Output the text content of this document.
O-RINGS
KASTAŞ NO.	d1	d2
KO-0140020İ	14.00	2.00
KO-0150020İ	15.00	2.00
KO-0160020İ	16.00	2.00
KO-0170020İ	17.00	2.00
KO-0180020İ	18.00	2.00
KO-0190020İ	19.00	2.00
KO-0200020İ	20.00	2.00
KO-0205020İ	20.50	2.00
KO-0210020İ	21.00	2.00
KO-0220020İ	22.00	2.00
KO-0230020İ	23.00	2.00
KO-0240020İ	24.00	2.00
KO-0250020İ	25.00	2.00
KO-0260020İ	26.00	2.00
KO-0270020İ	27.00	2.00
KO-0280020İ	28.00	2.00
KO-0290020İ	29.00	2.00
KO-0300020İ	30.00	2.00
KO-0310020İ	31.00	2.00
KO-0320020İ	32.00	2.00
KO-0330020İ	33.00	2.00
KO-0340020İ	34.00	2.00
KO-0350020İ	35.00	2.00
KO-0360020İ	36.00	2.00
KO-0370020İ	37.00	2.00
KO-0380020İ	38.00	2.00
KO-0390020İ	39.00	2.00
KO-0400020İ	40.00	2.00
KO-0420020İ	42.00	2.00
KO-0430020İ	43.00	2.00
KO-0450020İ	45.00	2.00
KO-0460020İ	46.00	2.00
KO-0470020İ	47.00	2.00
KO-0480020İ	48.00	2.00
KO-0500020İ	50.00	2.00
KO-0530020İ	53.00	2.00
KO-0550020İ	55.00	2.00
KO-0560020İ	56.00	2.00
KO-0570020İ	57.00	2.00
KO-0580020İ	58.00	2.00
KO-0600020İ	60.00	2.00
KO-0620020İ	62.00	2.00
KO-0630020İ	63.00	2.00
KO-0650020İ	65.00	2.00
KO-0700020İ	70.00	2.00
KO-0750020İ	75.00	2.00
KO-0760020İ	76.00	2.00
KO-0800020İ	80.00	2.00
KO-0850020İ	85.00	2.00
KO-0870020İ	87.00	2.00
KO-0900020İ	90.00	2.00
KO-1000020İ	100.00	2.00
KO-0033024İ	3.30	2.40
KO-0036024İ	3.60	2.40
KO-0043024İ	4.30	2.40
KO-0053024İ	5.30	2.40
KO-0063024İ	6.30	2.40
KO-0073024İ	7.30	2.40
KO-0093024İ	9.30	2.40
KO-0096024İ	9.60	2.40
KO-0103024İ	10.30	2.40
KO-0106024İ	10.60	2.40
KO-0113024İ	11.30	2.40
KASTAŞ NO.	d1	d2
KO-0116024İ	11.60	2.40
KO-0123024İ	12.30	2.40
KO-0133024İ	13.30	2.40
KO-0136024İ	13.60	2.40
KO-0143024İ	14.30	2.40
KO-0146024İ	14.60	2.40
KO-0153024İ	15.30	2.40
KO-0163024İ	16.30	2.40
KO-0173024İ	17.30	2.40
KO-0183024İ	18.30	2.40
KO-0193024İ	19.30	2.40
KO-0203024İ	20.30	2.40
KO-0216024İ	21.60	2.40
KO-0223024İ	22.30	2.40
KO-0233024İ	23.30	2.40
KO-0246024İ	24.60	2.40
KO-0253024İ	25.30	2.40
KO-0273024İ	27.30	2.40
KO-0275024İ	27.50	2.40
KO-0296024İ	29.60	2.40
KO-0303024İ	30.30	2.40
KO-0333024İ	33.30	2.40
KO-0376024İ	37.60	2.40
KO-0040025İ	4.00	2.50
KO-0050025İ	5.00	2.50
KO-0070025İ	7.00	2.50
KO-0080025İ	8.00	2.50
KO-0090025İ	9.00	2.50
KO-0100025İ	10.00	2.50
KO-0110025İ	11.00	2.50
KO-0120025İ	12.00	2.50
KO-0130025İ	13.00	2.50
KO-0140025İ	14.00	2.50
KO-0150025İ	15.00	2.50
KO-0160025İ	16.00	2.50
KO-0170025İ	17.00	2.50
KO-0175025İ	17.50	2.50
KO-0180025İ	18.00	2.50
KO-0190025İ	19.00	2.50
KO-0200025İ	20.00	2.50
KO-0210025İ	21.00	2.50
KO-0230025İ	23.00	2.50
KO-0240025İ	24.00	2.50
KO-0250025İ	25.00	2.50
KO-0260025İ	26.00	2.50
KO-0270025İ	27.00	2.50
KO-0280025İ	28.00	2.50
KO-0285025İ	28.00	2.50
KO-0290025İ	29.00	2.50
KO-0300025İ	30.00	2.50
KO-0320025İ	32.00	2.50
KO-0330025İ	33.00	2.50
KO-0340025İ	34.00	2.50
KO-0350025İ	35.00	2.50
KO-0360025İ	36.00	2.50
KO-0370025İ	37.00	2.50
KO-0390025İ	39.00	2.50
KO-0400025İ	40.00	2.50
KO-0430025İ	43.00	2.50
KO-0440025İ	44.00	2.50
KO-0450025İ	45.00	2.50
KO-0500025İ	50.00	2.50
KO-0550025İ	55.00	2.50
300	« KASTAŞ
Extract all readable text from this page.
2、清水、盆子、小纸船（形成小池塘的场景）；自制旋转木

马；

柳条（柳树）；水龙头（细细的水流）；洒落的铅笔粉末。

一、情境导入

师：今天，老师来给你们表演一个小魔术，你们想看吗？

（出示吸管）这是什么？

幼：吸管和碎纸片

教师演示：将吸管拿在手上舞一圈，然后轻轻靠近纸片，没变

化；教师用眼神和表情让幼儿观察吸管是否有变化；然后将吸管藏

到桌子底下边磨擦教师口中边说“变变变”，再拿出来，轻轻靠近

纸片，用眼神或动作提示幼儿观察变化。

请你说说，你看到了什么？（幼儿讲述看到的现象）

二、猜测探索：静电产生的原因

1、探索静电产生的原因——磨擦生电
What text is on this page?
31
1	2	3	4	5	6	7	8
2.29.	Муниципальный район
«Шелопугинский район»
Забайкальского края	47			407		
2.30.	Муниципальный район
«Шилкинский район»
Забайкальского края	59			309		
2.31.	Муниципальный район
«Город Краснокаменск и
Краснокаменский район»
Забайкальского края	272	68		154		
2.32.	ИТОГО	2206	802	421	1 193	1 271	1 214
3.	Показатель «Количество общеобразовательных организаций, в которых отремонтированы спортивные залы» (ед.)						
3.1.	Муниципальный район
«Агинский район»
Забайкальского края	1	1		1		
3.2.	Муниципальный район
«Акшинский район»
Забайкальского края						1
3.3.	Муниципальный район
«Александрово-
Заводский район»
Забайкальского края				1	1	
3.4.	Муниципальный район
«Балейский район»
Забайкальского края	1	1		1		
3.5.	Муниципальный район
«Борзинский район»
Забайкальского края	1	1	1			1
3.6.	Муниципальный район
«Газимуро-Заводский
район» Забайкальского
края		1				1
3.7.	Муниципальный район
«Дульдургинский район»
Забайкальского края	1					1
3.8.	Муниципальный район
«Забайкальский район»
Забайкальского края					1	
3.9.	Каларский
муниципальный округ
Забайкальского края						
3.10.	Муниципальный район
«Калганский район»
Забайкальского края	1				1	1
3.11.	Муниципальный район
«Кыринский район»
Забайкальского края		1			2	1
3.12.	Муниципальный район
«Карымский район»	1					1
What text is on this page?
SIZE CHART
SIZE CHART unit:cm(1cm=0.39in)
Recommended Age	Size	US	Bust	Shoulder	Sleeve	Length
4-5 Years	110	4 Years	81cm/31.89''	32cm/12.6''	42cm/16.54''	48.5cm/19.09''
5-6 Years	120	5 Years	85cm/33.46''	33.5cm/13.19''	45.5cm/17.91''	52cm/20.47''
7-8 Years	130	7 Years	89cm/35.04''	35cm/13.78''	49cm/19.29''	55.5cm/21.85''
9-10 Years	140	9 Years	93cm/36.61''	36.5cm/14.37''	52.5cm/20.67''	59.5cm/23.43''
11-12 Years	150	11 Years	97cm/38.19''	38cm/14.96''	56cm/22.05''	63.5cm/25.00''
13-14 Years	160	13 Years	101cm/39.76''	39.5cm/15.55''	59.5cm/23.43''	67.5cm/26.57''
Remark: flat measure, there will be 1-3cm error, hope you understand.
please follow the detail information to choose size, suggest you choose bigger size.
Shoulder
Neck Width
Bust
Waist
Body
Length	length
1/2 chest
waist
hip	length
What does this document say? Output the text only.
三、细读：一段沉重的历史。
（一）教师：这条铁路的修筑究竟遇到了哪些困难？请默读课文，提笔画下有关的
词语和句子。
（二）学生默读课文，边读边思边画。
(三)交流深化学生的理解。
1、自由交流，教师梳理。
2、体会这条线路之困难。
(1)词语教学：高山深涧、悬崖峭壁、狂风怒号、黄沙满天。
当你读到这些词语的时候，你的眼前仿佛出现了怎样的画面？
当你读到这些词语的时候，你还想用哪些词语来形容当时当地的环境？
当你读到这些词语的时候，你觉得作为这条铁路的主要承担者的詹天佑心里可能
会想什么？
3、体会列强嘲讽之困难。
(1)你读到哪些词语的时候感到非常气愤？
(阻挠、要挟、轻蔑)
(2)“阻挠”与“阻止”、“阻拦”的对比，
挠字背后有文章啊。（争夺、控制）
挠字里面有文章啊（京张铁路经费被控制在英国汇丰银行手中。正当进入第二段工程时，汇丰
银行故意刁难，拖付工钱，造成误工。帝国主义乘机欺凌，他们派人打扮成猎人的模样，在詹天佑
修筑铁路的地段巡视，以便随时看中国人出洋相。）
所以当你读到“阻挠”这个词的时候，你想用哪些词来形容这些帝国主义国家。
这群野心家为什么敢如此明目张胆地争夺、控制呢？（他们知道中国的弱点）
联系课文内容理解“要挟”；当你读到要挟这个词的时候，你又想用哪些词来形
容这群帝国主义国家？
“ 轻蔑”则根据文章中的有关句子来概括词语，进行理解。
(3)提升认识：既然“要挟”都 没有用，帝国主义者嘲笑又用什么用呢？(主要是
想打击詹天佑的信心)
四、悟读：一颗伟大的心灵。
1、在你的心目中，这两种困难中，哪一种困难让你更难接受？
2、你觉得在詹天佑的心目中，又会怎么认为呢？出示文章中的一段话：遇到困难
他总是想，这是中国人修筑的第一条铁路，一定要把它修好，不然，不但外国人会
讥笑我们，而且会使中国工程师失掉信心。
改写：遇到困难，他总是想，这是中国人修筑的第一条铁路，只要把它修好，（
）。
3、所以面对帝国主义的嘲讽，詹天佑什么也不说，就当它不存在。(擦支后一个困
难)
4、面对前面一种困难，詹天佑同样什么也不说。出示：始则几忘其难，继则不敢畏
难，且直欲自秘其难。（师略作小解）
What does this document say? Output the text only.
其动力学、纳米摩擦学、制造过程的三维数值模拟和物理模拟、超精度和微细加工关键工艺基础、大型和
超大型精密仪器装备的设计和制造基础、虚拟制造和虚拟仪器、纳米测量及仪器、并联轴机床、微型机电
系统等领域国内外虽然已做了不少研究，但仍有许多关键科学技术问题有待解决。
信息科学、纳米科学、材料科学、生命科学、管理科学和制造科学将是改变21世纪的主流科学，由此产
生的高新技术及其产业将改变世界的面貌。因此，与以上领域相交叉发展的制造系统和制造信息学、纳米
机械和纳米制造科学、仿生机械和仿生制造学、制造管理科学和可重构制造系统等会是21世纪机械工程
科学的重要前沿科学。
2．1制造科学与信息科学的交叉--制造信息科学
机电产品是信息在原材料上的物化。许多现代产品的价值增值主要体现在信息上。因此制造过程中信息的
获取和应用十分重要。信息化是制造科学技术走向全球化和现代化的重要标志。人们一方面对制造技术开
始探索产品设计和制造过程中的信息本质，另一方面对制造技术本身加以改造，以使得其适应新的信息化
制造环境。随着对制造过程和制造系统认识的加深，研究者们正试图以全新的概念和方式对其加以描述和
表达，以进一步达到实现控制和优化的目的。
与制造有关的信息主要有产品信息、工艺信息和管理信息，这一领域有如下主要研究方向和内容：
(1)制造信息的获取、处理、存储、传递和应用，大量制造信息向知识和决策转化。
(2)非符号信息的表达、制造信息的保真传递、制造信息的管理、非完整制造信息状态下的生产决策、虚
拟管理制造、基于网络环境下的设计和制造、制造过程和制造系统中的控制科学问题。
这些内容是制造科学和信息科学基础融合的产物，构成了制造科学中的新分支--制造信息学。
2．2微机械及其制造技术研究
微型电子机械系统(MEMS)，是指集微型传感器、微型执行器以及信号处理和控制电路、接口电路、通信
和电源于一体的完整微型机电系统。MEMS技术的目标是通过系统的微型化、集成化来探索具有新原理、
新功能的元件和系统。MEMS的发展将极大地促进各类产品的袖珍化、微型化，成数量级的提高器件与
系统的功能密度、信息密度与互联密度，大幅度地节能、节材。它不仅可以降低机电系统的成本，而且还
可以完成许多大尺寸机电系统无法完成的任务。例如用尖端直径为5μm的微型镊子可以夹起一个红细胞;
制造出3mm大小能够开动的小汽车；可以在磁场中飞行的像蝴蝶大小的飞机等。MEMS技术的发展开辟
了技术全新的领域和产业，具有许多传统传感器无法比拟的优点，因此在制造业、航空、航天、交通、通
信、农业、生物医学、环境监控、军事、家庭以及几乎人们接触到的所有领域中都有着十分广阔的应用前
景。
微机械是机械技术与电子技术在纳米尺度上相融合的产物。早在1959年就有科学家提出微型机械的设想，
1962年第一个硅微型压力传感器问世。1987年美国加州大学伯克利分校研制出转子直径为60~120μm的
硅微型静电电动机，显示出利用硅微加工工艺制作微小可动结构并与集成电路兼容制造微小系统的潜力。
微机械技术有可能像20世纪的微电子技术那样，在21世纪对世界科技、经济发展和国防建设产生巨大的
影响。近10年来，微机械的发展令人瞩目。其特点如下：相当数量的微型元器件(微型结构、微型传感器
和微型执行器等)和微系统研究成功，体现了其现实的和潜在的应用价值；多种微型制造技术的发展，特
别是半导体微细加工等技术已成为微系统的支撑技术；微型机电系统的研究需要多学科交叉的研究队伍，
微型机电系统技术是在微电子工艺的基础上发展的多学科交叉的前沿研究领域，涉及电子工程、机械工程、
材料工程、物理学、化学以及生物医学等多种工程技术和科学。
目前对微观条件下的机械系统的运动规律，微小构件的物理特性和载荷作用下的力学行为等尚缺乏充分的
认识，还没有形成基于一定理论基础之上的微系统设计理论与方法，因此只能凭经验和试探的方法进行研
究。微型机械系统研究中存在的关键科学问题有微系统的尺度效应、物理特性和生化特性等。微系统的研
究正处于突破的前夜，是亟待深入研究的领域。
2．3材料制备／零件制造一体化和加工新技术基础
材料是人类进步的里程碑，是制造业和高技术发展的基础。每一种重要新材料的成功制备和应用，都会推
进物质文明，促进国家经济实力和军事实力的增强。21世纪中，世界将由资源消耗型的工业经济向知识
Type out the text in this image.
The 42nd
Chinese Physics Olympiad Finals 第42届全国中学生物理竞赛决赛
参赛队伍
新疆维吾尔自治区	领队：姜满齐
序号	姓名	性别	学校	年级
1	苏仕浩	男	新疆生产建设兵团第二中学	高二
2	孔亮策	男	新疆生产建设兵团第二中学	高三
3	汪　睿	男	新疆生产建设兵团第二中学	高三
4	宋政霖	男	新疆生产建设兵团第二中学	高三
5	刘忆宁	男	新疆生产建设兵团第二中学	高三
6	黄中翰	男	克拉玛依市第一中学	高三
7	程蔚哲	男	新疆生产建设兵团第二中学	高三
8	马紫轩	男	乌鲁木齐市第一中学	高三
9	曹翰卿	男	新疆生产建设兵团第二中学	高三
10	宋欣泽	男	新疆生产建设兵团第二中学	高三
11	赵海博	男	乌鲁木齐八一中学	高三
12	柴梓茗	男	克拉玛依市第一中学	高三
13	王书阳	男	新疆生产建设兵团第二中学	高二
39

Exercise instructions → State the count of lines in the data holding the word "this", adding nothing to it.

The reply → 7